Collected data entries
——

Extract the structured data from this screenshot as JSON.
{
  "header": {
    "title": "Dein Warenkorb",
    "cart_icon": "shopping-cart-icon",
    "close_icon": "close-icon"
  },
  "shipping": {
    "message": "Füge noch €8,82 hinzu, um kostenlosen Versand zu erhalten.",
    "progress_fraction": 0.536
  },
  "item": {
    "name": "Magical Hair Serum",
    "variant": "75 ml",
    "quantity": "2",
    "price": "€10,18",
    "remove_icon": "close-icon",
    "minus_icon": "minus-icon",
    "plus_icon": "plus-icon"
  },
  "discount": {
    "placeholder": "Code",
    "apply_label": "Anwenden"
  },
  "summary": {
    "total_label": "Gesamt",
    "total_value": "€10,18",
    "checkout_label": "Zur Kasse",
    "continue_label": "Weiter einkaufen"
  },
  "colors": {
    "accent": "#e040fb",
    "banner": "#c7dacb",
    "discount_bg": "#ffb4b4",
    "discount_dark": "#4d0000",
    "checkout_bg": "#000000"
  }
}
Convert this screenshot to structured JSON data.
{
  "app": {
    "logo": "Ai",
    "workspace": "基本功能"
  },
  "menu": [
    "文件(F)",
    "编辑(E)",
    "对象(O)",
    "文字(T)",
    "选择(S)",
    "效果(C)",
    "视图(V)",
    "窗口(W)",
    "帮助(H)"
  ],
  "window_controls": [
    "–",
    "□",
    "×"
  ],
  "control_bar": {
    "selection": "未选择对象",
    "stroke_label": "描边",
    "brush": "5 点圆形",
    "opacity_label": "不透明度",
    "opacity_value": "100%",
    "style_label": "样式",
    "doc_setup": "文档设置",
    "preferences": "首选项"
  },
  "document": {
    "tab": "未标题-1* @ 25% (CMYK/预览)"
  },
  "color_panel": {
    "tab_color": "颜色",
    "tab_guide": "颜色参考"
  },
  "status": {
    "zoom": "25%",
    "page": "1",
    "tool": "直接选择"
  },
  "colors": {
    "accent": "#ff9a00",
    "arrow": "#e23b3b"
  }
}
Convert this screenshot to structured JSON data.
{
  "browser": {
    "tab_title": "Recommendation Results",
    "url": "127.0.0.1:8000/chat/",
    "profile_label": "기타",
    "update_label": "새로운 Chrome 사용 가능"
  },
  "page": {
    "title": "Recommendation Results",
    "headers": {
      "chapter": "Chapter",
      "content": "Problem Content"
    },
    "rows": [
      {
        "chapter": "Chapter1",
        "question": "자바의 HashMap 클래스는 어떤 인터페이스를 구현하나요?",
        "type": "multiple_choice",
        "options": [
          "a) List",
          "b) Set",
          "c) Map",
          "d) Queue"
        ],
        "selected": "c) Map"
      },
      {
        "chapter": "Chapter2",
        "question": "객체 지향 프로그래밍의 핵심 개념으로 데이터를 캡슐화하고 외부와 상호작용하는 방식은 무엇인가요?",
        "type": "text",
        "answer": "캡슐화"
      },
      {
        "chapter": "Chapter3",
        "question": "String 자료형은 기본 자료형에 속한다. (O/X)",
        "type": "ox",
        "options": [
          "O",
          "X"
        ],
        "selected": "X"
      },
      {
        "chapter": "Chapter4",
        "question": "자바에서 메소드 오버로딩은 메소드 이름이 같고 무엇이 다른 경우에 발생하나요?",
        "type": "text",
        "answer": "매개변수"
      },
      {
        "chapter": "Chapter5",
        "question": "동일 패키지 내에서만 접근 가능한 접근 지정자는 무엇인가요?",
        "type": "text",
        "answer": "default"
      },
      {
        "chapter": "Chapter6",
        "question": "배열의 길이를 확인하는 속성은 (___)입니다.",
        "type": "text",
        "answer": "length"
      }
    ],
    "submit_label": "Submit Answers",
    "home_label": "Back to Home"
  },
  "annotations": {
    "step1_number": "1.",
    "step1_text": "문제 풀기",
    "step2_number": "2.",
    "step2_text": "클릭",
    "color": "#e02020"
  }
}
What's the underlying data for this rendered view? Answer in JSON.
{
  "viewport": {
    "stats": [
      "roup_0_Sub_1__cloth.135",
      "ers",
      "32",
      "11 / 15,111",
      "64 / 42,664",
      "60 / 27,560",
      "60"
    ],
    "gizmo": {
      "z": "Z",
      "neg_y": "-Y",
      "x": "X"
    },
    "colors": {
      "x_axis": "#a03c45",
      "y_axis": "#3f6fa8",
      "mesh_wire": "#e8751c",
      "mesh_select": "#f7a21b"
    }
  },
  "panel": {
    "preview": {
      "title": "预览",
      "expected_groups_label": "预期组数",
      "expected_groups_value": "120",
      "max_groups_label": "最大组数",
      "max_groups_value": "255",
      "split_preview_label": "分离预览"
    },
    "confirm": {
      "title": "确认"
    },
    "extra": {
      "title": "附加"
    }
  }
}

——

→ **Problem to solve**:
Retype the listing above in full, with no alterations.

→ **Solution to this problem**:
Extract the structured data from this screenshot as JSON.
{
  "header": {
    "title": "Dein Warenkorb",
    "cart_icon": "shopping-cart-icon",
    "close_icon": "close-icon"
  },
  "shipping": {
    "message": "Füge noch €8,82 hinzu, um kostenlosen Versand zu erhalten.",
    "progress_fraction": 0.536
  },
  "item": {
    "name": "Magical Hair Serum",
    "variant": "75 ml",
    "quantity": "2",
    "price": "€10,18",
    "remove_icon": "close-icon",
    "minus_icon": "minus-icon",
    "plus_icon": "plus-icon"
  },
  "discount": {
    "placeholder": "Code",
    "apply_label": "Anwenden"
  },
  "summary": {
    "total_label": "Gesamt",
    "total_value": "€10,18",
    "checkout_label": "Zur Kasse",
    "continue_label": "Weiter einkaufen"
  },
  "colors": {
    "accent": "#e040fb",
    "banner": "#c7dacb",
    "discount_bg": "#ffb4b4",
    "discount_dark": "#4d0000",
    "checkout_bg": "#000000"
  }
}
Convert this screenshot to structured JSON data.
{
  "app": {
    "logo": "Ai",
    "workspace": "基本功能"
  },
  "menu": [
    "文件(F)",
    "编辑(E)",
    "对象(O)",
    "文字(T)",
    "选择(S)",
    "效果(C)",
    "视图(V)",
    "窗口(W)",
    "帮助(H)"
  ],
  "window_controls": [
    "–",
    "□",
    "×"
  ],
  "control_bar": {
    "selection": "未选择对象",
    "stroke_label": "描边",
    "brush": "5 点圆形",
    "opacity_label": "不透明度",
    "opacity_value": "100%",
    "style_label": "样式",
    "doc_setup": "文档设置",
    "preferences": "首选项"
  },
  "document": {
    "tab": "未标题-1* @ 25% (CMYK/预览)"
  },
  "color_panel": {
    "tab_color": "颜色",
    "tab_guide": "颜色参考"
  },
  "status": {
    "zoom": "25%",
    "page": "1",
    "tool": "直接选择"
  },
  "colors": {
    "accent": "#ff9a00",
    "arrow": "#e23b3b"
  }
}
Convert this screenshot to structured JSON data.
{
  "browser": {
    "tab_title": "Recommendation Results",
    "url": "127.0.0.1:8000/chat/",
    "profile_label": "기타",
    "update_label": "새로운 Chrome 사용 가능"
  },
  "page": {
    "title": "Recommendation Results",
    "headers": {
      "chapter": "Chapter",
      "content": "Problem Content"
    },
    "rows": [
      {
        "chapter": "Chapter1",
        "question": "자바의 HashMap 클래스는 어떤 인터페이스를 구현하나요?",
        "type": "multiple_choice",
        "options": [
          "a) List",
          "b) Set",
          "c) Map",
          "d) Queue"
        ],
        "selected": "c) Map"
      },
      {
        "chapter": "Chapter2",
        "question": "객체 지향 프로그래밍의 핵심 개념으로 데이터를 캡슐화하고 외부와 상호작용하는 방식은 무엇인가요?",
        "type": "text",
        "answer": "캡슐화"
      },
      {
        "chapter": "Chapter3",
        "question": "String 자료형은 기본 자료형에 속한다. (O/X)",
        "type": "ox",
        "options": [
          "O",
          "X"
        ],
        "selected": "X"
      },
      {
        "chapter": "Chapter4",
        "question": "자바에서 메소드 오버로딩은 메소드 이름이 같고 무엇이 다른 경우에 발생하나요?",
        "type": "text",
        "answer": "매개변수"
      },
      {
        "chapter": "Chapter5",
        "question": "동일 패키지 내에서만 접근 가능한 접근 지정자는 무엇인가요?",
        "type": "text",
        "answer": "default"
      },
      {
        "chapter": "Chapter6",
        "question": "배열의 길이를 확인하는 속성은 (___)입니다.",
        "type": "text",
        "answer": "length"
      }
    ],
    "submit_label": "Submit Answers",
    "home_label": "Back to Home"
  },
  "annotations": {
    "step1_number": "1.",
    "step1_text": "문제 풀기",
    "step2_number": "2.",
    "step2_text": "클릭",
    "color": "#e02020"
  }
}
What's the underlying data for this rendered view? Answer in JSON.
{
  "viewport": {
    "stats": [
      "roup_0_Sub_1__cloth.135",
      "ers",
      "32",
      "11 / 15,111",
      "64 / 42,664",
      "60 / 27,560",
      "60"
    ],
    "gizmo": {
      "z": "Z",
      "neg_y": "-Y",
      "x": "X"
    },
    "colors": {
      "x_axis": "#a03c45",
      "y_axis": "#3f6fa8",
      "mesh_wire": "#e8751c",
      "mesh_select": "#f7a21b"
    }
  },
  "panel": {
    "preview": {
      "title": "预览",
      "expected_groups_label": "预期组数",
      "expected_groups_value": "120",
      "max_groups_label": "最大组数",
      "max_groups_value": "255",
      "split_preview_label": "分离预览"
    },
    "confirm": {
      "title": "确认"
    },
    "extra": {
      "title": "附加"
    }
  }
}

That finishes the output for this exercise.